• _WHAT THE TASK REQUIRES_
Could you copy every line from the material below in which "title" appears?
─── RECORDS PROVIDED
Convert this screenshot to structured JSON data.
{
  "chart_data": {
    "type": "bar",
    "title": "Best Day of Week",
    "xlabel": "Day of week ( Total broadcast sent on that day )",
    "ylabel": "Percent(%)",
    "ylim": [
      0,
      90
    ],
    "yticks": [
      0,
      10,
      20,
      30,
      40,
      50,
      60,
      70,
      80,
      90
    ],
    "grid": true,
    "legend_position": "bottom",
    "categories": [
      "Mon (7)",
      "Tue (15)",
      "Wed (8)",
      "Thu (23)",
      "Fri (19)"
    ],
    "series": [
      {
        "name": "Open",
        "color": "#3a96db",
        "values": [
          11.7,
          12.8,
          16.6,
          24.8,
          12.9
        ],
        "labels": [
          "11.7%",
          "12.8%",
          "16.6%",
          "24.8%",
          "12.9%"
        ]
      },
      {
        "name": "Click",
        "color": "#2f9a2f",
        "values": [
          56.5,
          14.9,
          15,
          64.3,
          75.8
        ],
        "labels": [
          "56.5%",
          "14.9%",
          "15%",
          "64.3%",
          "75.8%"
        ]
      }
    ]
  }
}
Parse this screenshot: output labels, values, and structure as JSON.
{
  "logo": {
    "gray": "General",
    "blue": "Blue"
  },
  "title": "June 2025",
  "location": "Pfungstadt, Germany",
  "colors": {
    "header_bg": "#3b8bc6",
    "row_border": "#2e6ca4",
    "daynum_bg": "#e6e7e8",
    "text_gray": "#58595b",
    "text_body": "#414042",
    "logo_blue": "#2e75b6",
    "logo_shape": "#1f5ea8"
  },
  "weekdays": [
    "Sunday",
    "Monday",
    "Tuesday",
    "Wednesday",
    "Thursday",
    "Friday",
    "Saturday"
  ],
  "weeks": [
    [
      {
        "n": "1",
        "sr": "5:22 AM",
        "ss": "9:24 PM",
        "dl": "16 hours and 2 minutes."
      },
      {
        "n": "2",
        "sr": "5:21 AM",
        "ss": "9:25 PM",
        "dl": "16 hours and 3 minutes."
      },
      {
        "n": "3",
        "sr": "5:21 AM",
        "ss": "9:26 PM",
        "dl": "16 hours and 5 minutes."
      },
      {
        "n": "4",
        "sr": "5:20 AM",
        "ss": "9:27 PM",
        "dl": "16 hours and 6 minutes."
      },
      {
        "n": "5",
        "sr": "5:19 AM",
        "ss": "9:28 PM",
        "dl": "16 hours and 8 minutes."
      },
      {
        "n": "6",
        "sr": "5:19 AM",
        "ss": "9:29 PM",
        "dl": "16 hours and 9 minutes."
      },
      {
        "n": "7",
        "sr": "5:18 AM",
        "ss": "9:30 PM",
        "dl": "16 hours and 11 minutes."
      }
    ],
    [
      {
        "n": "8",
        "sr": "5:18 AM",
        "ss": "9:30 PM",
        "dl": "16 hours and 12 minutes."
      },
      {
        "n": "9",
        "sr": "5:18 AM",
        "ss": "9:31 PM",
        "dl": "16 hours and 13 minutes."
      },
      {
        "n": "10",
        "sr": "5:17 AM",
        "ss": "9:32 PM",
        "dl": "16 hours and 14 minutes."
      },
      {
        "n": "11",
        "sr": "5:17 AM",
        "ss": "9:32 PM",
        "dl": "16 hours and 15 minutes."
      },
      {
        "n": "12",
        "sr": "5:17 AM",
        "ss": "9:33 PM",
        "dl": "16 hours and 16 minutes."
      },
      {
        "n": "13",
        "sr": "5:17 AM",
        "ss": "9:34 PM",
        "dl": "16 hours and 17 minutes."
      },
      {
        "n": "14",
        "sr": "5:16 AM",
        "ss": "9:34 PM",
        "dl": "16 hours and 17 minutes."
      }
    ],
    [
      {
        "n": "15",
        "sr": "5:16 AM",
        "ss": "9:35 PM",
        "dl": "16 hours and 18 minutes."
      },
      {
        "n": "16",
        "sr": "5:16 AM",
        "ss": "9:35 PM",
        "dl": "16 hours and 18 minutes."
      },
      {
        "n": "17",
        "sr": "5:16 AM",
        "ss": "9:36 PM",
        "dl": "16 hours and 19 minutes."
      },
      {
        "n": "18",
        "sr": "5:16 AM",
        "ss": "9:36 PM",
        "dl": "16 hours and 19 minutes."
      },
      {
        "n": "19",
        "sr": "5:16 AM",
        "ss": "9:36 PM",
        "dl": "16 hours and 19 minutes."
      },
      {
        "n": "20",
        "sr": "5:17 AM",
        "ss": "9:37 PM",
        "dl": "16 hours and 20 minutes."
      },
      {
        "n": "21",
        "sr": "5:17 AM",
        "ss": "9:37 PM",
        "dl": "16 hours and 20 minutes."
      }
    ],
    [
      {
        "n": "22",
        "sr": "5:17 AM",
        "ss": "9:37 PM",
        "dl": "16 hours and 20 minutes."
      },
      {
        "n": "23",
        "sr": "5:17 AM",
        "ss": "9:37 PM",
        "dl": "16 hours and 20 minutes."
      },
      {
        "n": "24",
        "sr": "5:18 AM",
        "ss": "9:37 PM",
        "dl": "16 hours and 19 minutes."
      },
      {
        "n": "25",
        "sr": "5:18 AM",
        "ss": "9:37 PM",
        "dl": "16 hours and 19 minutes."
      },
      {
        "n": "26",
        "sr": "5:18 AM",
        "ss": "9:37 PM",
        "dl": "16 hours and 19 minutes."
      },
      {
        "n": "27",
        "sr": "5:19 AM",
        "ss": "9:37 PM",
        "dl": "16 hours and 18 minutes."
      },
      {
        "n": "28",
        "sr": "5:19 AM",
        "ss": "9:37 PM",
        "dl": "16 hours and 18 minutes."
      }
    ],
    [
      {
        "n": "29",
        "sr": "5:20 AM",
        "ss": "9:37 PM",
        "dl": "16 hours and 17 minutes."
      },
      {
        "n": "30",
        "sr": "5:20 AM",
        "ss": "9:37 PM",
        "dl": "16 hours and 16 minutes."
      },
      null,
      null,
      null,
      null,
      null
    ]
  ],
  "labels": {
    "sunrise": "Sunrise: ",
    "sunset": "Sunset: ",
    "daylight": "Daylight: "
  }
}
──────
• _RESULT_
    "title": "Best Day of Week",
  "title": "June 2025",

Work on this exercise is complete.